# Short problem:
Gather up every line from the entries below that uses the word "level".

***

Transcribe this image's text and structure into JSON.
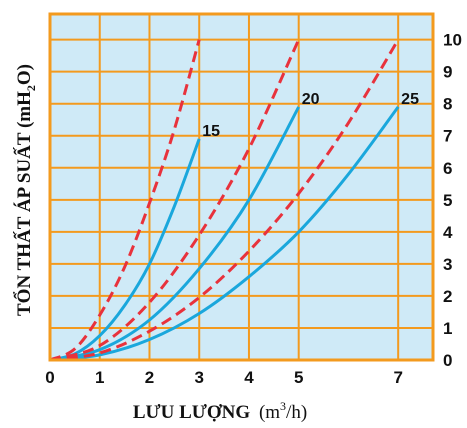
{
  "chart_data": {
    "type": "line",
    "xlabel": "LƯU LƯỢNG",
    "xunit": "(m",
    "xunit_sup": "3",
    "xunit_tail": "/h)",
    "ylabel": "TỔN THẤT ÁP SUẤT (mH",
    "ylabel_sub": "2",
    "ylabel_tail": "O)",
    "xlim": [
      0,
      7.7
    ],
    "ylim": [
      0,
      10.8
    ],
    "x_ticks": [
      0,
      1,
      2,
      3,
      4,
      5,
      7
    ],
    "y_ticks": [
      0,
      1,
      2,
      3,
      4,
      5,
      6,
      7,
      8,
      9,
      10
    ],
    "x_tick_labels": [
      "0",
      "1",
      "2",
      "3",
      "4",
      "5",
      "7"
    ],
    "y_tick_labels": [
      "0",
      "1",
      "2",
      "3",
      "4",
      "5",
      "6",
      "7",
      "8",
      "9",
      "10"
    ],
    "grid": true,
    "series": [
      {
        "name": "15",
        "style": "solid",
        "color": "#1aa7dc",
        "x": [
          0,
          0.5,
          1,
          1.5,
          2,
          2.5,
          3
        ],
        "y": [
          0,
          0.19,
          0.76,
          1.7,
          3.0,
          4.8,
          6.9
        ]
      },
      {
        "name": "20",
        "style": "solid",
        "color": "#1aa7dc",
        "x": [
          0,
          1,
          2,
          3,
          4,
          5
        ],
        "y": [
          0,
          0.32,
          1.25,
          2.85,
          5.0,
          7.9
        ]
      },
      {
        "name": "25",
        "style": "solid",
        "color": "#1aa7dc",
        "x": [
          0,
          1,
          2,
          3,
          4,
          5,
          6,
          7
        ],
        "y": [
          0,
          0.16,
          0.64,
          1.45,
          2.6,
          4.0,
          5.8,
          7.9
        ]
      },
      {
        "style": "dashed",
        "color": "#e8323c",
        "x": [
          0,
          0.5,
          1,
          1.5,
          2,
          2.5,
          3
        ],
        "y": [
          0,
          0.35,
          1.4,
          2.9,
          4.9,
          7.2,
          10.0
        ]
      },
      {
        "style": "dashed",
        "color": "#e8323c",
        "x": [
          0,
          1,
          2,
          3,
          4,
          5
        ],
        "y": [
          0,
          0.45,
          1.8,
          3.9,
          6.6,
          10.0
        ]
      },
      {
        "style": "dashed",
        "color": "#e8323c",
        "x": [
          0,
          1,
          2,
          3,
          4,
          5,
          6,
          7
        ],
        "y": [
          0,
          0.22,
          0.9,
          1.95,
          3.4,
          5.2,
          7.4,
          10.0
        ]
      }
    ]
  }
}
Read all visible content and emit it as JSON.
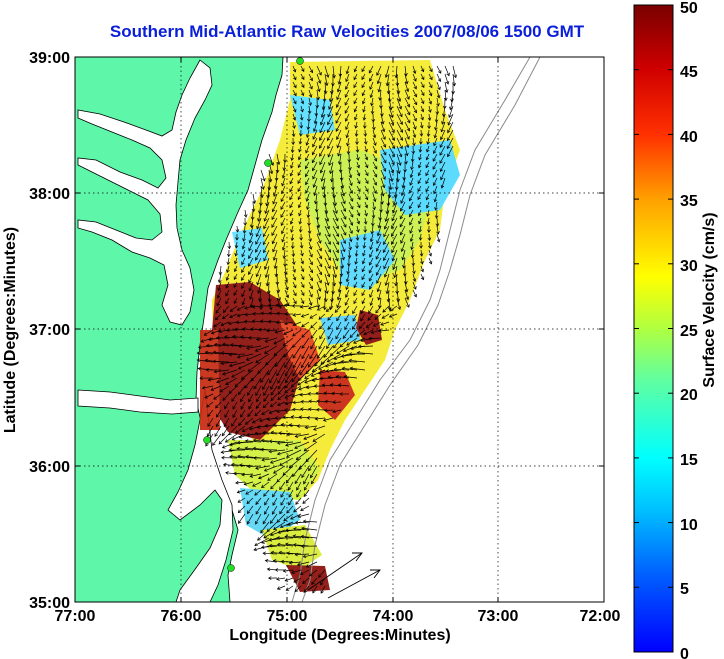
{
  "title": "Southern Mid-Atlantic Raw Velocities 2007/08/06 1500 GMT",
  "axes": {
    "xlabel": "Longitude (Degrees:Minutes)",
    "ylabel": "Latitude (Degrees:Minutes)",
    "x_ticks": [
      "77:00",
      "76:00",
      "75:00",
      "74:00",
      "73:00",
      "72:00"
    ],
    "y_ticks": [
      "39:00",
      "38:00",
      "37:00",
      "36:00",
      "35:00"
    ],
    "grid": "dotted"
  },
  "colorbar": {
    "label": "Surface Velocity (cm/s)",
    "ticks": [
      "0",
      "5",
      "10",
      "15",
      "20",
      "25",
      "30",
      "35",
      "40",
      "45",
      "50"
    ],
    "min": 0,
    "max": 50,
    "colormap": "jet"
  },
  "colors": {
    "land": "#5ef7a9",
    "title": "#0a1fd8",
    "station": "#22dd22"
  }
}
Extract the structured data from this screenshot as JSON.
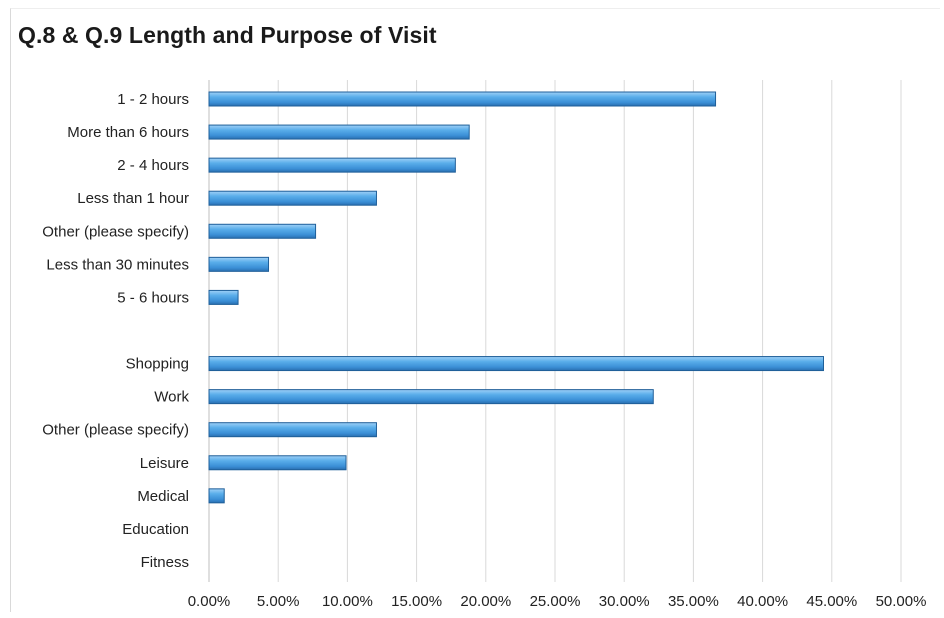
{
  "chart_data": {
    "type": "bar",
    "orientation": "horizontal",
    "title": "Q.8 & Q.9 Length and Purpose of Visit",
    "xlabel": "",
    "ylabel": "",
    "xlim": [
      0,
      50
    ],
    "x_ticks": [
      "0.00%",
      "5.00%",
      "10.00%",
      "15.00%",
      "20.00%",
      "25.00%",
      "30.00%",
      "35.00%",
      "40.00%",
      "45.00%",
      "50.00%"
    ],
    "grid": true,
    "legend": "none",
    "bar_color": "#4a9fe0",
    "bar_edge_color": "#1f5f99",
    "categories": [
      "1 - 2 hours",
      "More than 6 hours",
      "2 - 4 hours",
      "Less than 1 hour",
      "Other (please specify)",
      "Less than 30 minutes",
      "5 - 6 hours",
      "",
      "Shopping",
      "Work",
      "Other (please specify)",
      "Leisure",
      "Medical",
      "Education",
      "Fitness"
    ],
    "values": [
      36.6,
      18.8,
      17.8,
      12.1,
      7.7,
      4.3,
      2.1,
      null,
      44.4,
      32.1,
      12.1,
      9.9,
      1.1,
      0,
      0
    ]
  }
}
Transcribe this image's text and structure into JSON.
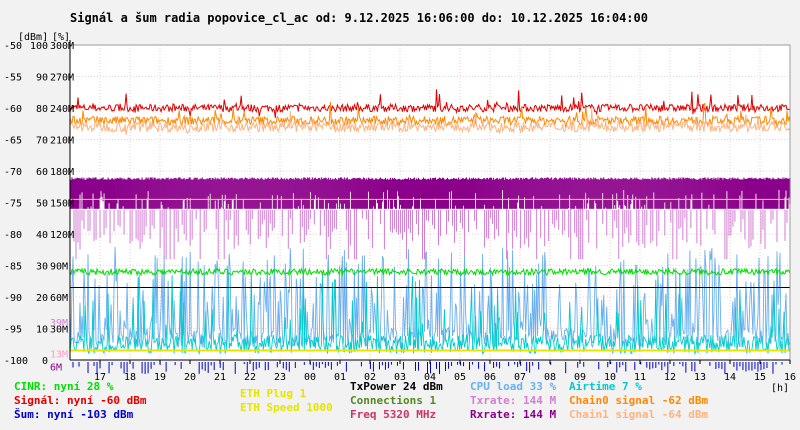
{
  "chart_data": {
    "type": "line",
    "title": "Signál a šum radia popovice_cl_ac od: 9.12.2025 16:06:00 do: 10.12.2025 16:04:00",
    "xlabel": "[h]",
    "ylabel_dbm": "[dBm]",
    "ylabel_pct": "[%]",
    "x_ticks": [
      "17",
      "18",
      "19",
      "20",
      "21",
      "22",
      "23",
      "00",
      "01",
      "02",
      "03",
      "04",
      "05",
      "06",
      "07",
      "08",
      "09",
      "10",
      "11",
      "12",
      "13",
      "14",
      "15",
      "16"
    ],
    "y_axes": {
      "dbm": [
        "-50",
        "-55",
        "-60",
        "-65",
        "-70",
        "-75",
        "-80",
        "-85",
        "-90",
        "-95",
        "-100"
      ],
      "pct": [
        "100",
        "90",
        "80",
        "70",
        "60",
        "50",
        "40",
        "30",
        "20",
        "10",
        "0"
      ],
      "rate": [
        "300M",
        "270M",
        "240M",
        "210M",
        "180M",
        "150M",
        "120M",
        "90M",
        "60M",
        "30M",
        ""
      ]
    },
    "small_labels": [
      {
        "text": "39M",
        "color": "#d27fd2"
      },
      {
        "text": "13M",
        "color": "#ff99cc"
      },
      {
        "text": "6M",
        "color": "#8b008b"
      }
    ],
    "dbm_range": [
      -100,
      -50
    ],
    "grid": true,
    "series": [
      {
        "name": "Signál",
        "color": "#e00000",
        "kind": "dbm",
        "level": -60,
        "noise": 0.6,
        "spikes": 1.5
      },
      {
        "name": "Chain0 signal",
        "color": "#ff8800",
        "kind": "dbm",
        "level": -62,
        "noise": 0.7,
        "spikes": 1.5
      },
      {
        "name": "Chain1 signal",
        "color": "#ffb380",
        "kind": "dbm",
        "level": -63,
        "noise": 0.8,
        "spikes": 1.2
      },
      {
        "name": "Rxrate",
        "color": "#8b008b",
        "kind": "band",
        "low": -76,
        "high": -71
      },
      {
        "name": "Txrate",
        "color": "#d27fd2",
        "kind": "dips",
        "level": -76,
        "depth": -84
      },
      {
        "name": "CPU load",
        "color": "#6aafef",
        "kind": "spiky",
        "base": -98,
        "top": -82
      },
      {
        "name": "Airtime",
        "color": "#00cccc",
        "kind": "spiky2",
        "base": -99,
        "top": -86
      },
      {
        "name": "CINR",
        "color": "#00dd00",
        "kind": "dbm",
        "level": -86,
        "noise": 0.5,
        "spikes": 0
      },
      {
        "name": "ETH Speed",
        "color": "#e5e500",
        "kind": "flat",
        "level": -98.5
      },
      {
        "name": "Šum",
        "color": "#0000cc",
        "kind": "bottom",
        "level": -103
      }
    ],
    "hlines": [
      {
        "level": -88.5,
        "color": "#000000"
      },
      {
        "level": -74.5,
        "color": "#e5e500"
      }
    ]
  },
  "legend": {
    "col1": [
      {
        "text": "CINR: nyní 28 %",
        "color": "#00dd00"
      },
      {
        "text": "Signál: nyní -60 dBm",
        "color": "#e00000"
      },
      {
        "text": "Šum: nyní -103 dBm",
        "color": "#0000cc"
      }
    ],
    "col2": [
      {
        "text": "ETH Plug 1",
        "color": "#e5e500"
      },
      {
        "text": "ETH Speed 1000",
        "color": "#e5e500"
      }
    ],
    "col3": [
      {
        "text": "TxPower 24 dBm",
        "color": "#000000"
      },
      {
        "text": "Connections 1",
        "color": "#558822"
      },
      {
        "text": "Freq 5320 MHz",
        "color": "#cc3366"
      }
    ],
    "col4": [
      {
        "text": "CPU load 33 %",
        "color": "#6aafef"
      },
      {
        "text": "Txrate: 144 M",
        "color": "#d27fd2"
      },
      {
        "text": "Rxrate: 144 M",
        "color": "#8b008b"
      }
    ],
    "col5": [
      {
        "text": "Airtime 7 %",
        "color": "#00cccc"
      },
      {
        "text": "Chain0 signal -62 dBm",
        "color": "#ff8800"
      },
      {
        "text": "Chain1 signal -64 dBm",
        "color": "#ffb380"
      }
    ]
  }
}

***

# Written solution:
        "level": -60,
        "level": -62,
        "level": -63,
        "level": -76,
        "level": -86,
        "level": -98.5
        "level": -103
        "level": -88.5,
        "level": -74.5,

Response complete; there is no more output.